In the records below, find each line with the word "reduce" and copy it.

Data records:
==========
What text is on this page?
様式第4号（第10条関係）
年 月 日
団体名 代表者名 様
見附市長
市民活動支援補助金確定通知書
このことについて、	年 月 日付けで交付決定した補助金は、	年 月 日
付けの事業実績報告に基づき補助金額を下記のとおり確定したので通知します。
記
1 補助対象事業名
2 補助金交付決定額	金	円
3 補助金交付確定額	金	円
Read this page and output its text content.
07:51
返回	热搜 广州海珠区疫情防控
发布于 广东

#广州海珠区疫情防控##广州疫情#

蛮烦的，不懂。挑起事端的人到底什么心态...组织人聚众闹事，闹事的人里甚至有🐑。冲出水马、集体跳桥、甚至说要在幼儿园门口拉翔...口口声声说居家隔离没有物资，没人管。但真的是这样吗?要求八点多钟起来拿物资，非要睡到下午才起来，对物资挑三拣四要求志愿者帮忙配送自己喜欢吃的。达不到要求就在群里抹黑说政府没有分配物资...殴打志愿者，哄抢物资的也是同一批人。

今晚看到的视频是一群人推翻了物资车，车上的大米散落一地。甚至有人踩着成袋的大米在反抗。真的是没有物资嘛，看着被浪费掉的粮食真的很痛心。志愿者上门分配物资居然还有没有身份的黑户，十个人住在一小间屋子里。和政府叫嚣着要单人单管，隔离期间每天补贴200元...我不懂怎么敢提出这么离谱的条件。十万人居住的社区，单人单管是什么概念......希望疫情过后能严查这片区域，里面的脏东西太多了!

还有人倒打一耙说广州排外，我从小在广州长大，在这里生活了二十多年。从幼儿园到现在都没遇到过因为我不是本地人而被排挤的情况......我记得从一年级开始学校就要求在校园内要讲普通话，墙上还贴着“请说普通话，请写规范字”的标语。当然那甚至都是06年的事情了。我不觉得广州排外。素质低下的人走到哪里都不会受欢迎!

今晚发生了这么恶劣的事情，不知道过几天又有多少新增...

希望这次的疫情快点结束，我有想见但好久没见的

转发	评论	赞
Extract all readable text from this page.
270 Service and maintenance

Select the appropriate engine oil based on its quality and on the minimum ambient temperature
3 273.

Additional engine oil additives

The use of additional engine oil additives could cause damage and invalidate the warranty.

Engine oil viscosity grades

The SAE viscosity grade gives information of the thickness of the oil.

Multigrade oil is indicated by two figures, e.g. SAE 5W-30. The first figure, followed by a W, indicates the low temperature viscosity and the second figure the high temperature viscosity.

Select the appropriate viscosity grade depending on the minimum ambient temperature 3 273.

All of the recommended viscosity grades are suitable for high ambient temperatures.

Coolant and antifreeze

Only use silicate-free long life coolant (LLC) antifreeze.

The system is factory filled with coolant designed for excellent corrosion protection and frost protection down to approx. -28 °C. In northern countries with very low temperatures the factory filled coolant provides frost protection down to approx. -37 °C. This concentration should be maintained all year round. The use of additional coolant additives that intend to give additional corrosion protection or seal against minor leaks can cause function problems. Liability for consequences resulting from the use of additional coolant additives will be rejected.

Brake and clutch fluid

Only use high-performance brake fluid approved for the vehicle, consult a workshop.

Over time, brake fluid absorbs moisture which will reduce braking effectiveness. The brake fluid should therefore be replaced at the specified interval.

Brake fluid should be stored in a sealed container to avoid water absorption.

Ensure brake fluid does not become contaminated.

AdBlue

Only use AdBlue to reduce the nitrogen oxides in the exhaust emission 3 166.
==========
### WRITTEN RESPONSE
Over time, brake fluid absorbs moisture which will reduce braking effectiveness. The brake fluid should therefore be replaced at the specified interval.
Only use AdBlue to reduce the nitrogen oxides in the exhaust emission 3 166.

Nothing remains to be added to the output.